Input records:
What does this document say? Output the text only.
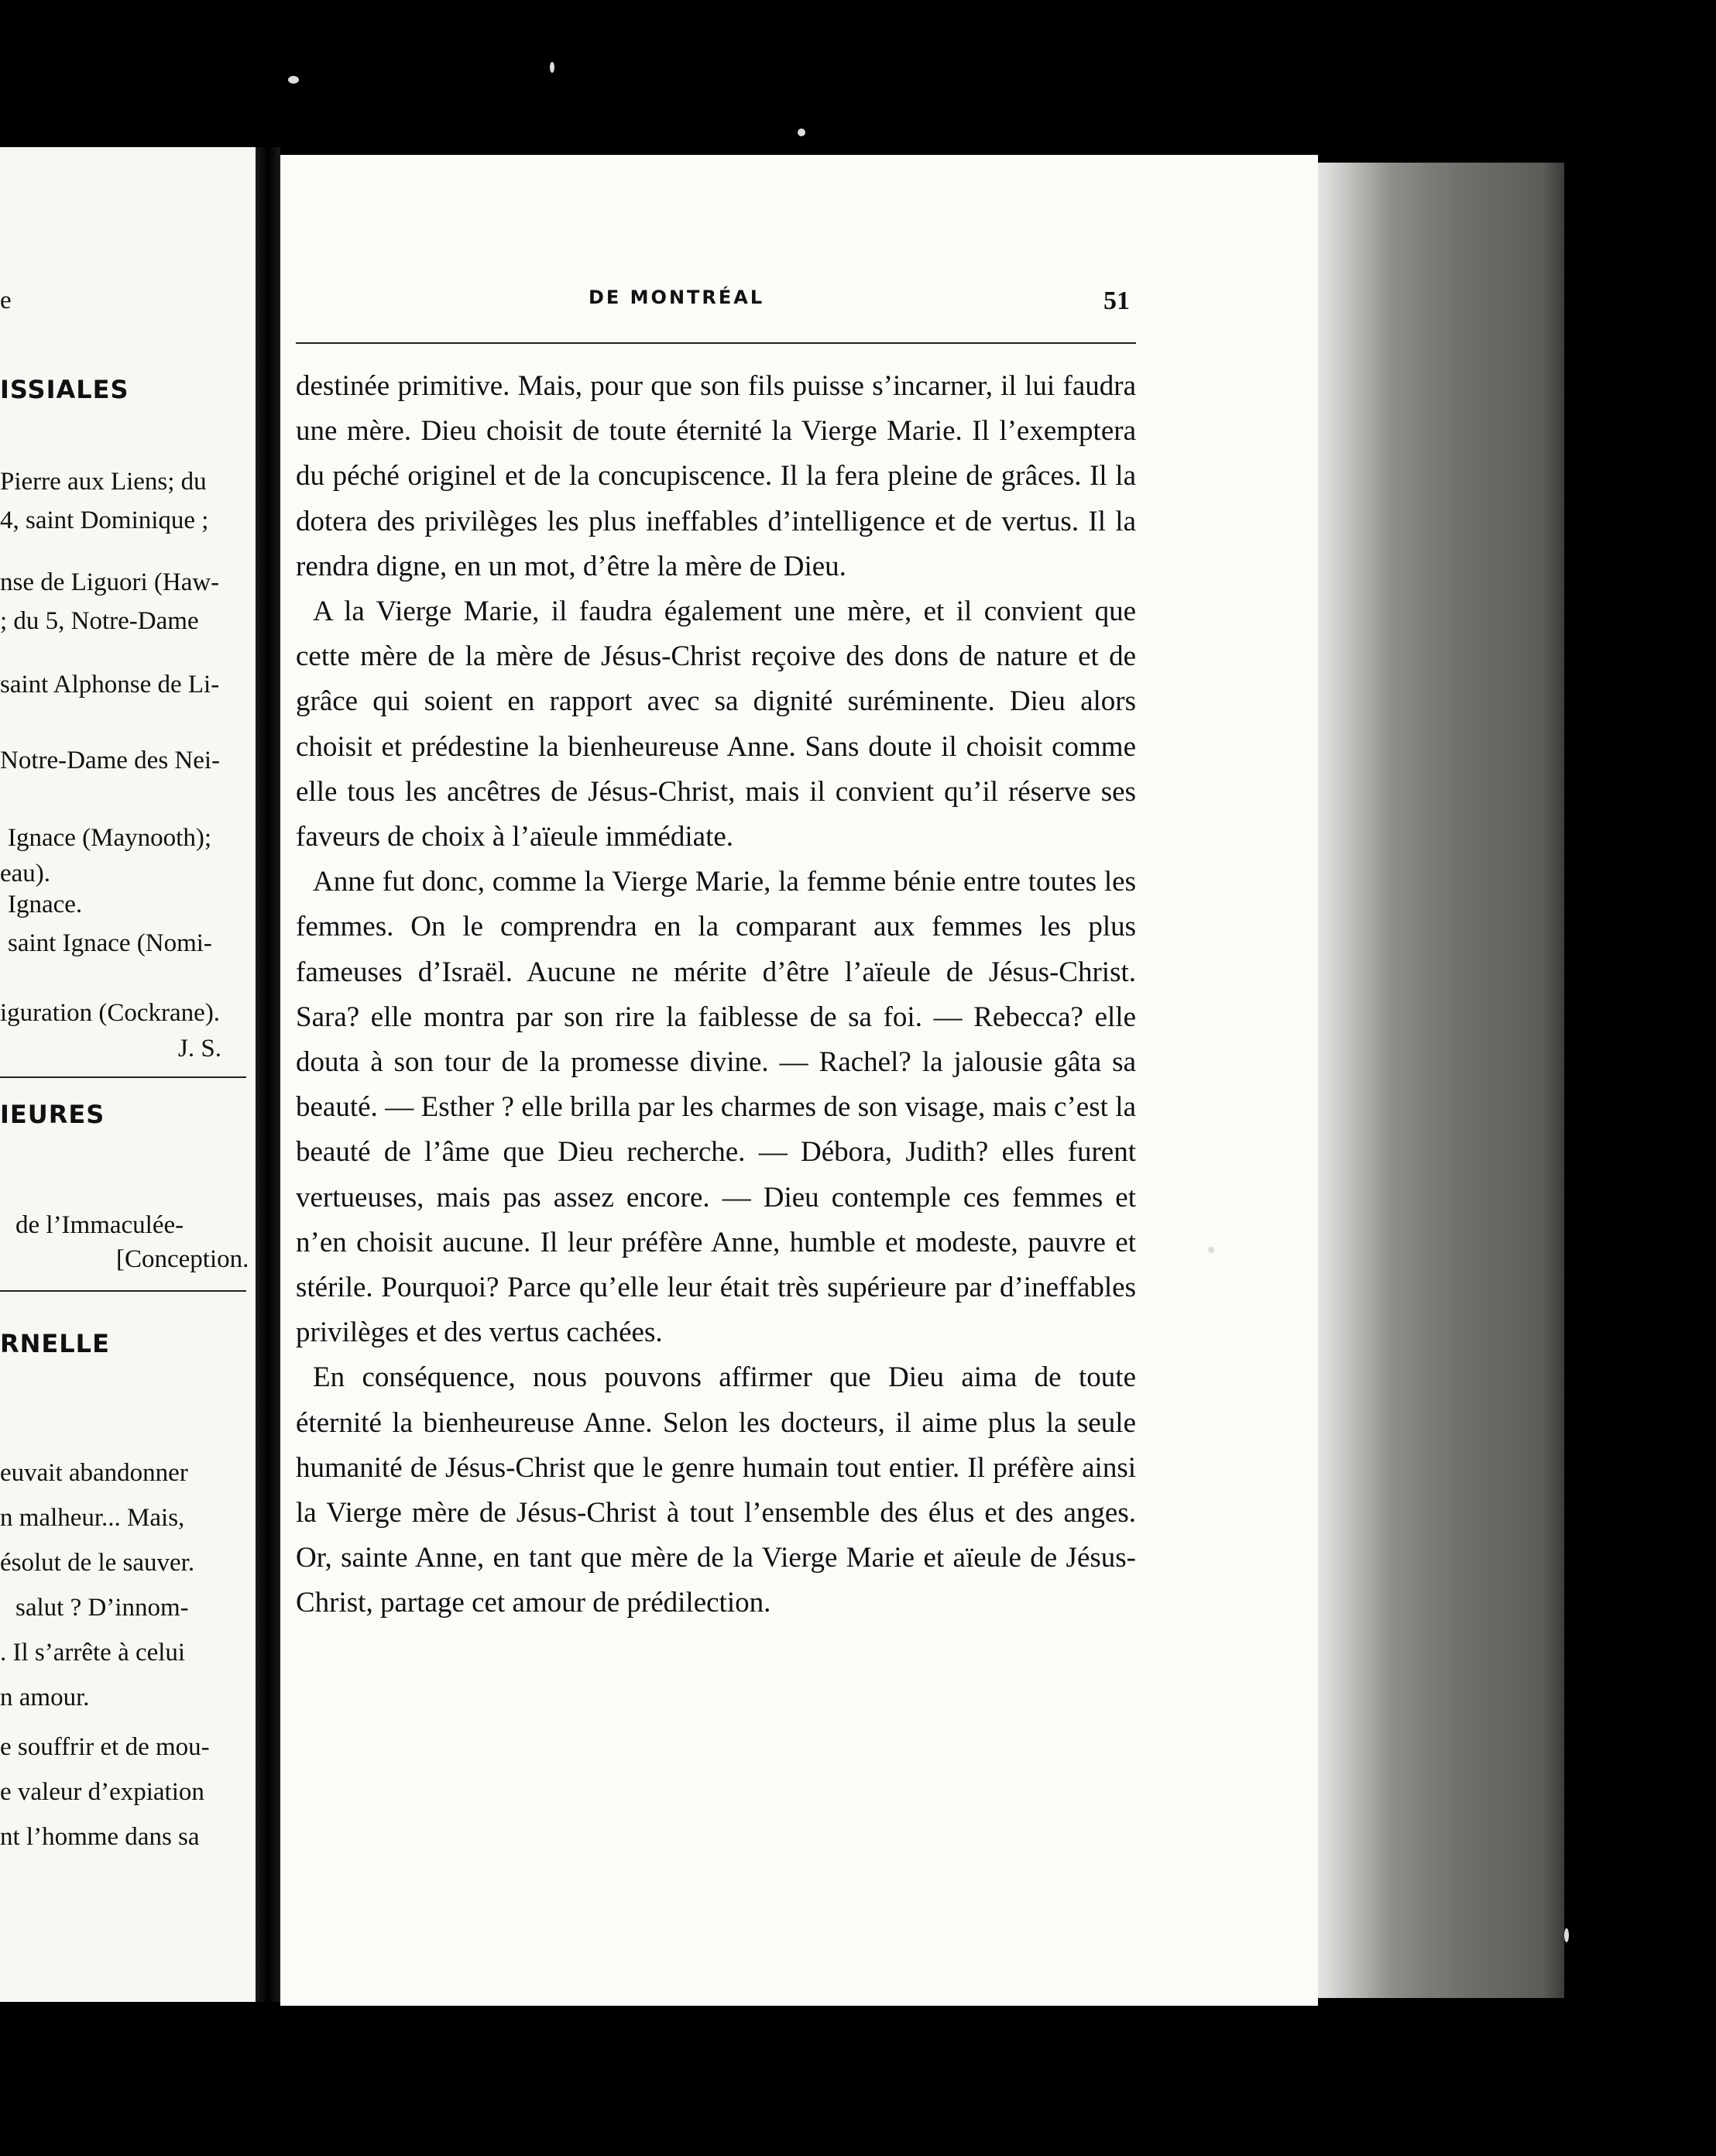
e
ISSIALES
Pierre aux Liens; du
4, saint Dominique ;
nse de Liguori (Haw-
; du 5, Notre-Dame
saint Alphonse de Li-
Notre-Dame des Nei-
Ignace (Maynooth);
eau).
Ignace.
saint Ignace (Nomi-
iguration (Cockrane).
J. S.
IEURES
de l’Immaculée-
[Conception.
RNELLE
euvait abandonner
n malheur... Mais,
ésolut de le sauver.
salut ? D’innom-
. Il s’arrête à celui
n amour.
e souffrir et de mou-
e valeur d’expiation
nt l’homme dans sa
DE MONTRÉAL	51

destinée primitive. Mais, pour que son fils puisse s’incarner, il lui faudra une mère. Dieu choisit de toute éternité la Vierge Marie. Il l’exemptera du péché originel et de la concupiscence. Il la fera pleine de grâces. Il la dotera des privilèges les plus ineffables d’intelligence et de vertus. Il la rendra digne, en un mot, d’être la mère de Dieu.

A la Vierge Marie, il faudra également une mère, et il convient que cette mère de la mère de Jésus-Christ reçoive des dons de nature et de grâce qui soient en rapport avec sa dignité suréminente. Dieu alors choisit et prédestine la bienheureuse Anne. Sans doute il choisit comme elle tous les ancêtres de Jésus-Christ, mais il convient qu’il réserve ses faveurs de choix à l’aïeule immédiate.

Anne fut donc, comme la Vierge Marie, la femme bénie entre toutes les femmes. On le comprendra en la comparant aux femmes les plus fameuses d’Israël. Aucune ne mérite d’être l’aïeule de Jésus-Christ. Sara? elle montra par son rire la faiblesse de sa foi. — Rebecca? elle douta à son tour de la promesse divine. — Rachel? la jalousie gâta sa beauté. — Esther ? elle brilla par les charmes de son visage, mais c’est la beauté de l’âme que Dieu recherche. — Débora, Judith? elles furent vertueuses, mais pas assez encore. — Dieu contemple ces femmes et n’en choisit aucune. Il leur préfère Anne, humble et modeste, pauvre et stérile. Pourquoi? Parce qu’elle leur était très supérieure par d’ineffables privilèges et des vertus cachées.

En conséquence, nous pouvons affirmer que Dieu aima de toute éternité la bienheureuse Anne. Selon les docteurs, il aime plus la seule humanité de Jésus-Christ que le genre humain tout entier. Il préfère ainsi la Vierge mère de Jésus-Christ à tout l’ensemble des élus et des anges. Or, sainte Anne, en tant que mère de la Vierge Marie et aïeule de Jésus-Christ, partage cet amour de prédilection.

Required work: Extract each line holding the word "faudra" from the records.

Expected output:
destinée primitive. Mais, pour que son fils puisse s’incarner, il lui faudra une mère. Dieu choisit de toute éternité la Vierge Marie. Il l’exemptera du péché originel et de la concupiscence. Il la fera pleine de grâces. Il la dotera des privilèges les plus ineffables d’intelligence et de vertus. Il la rendra digne, en un mot, d’être la mère de Dieu.
A la Vierge Marie, il faudra également une mère, et il convient que cette mère de la mère de Jésus-Christ reçoive des dons de nature et de grâce qui soient en rapport avec sa dignité suréminente. Dieu alors choisit et prédestine la bienheureuse Anne. Sans doute il choisit comme elle tous les ancêtres de Jésus-Christ, mais il convient qu’il réserve ses faveurs de choix à l’aïeule immédiate.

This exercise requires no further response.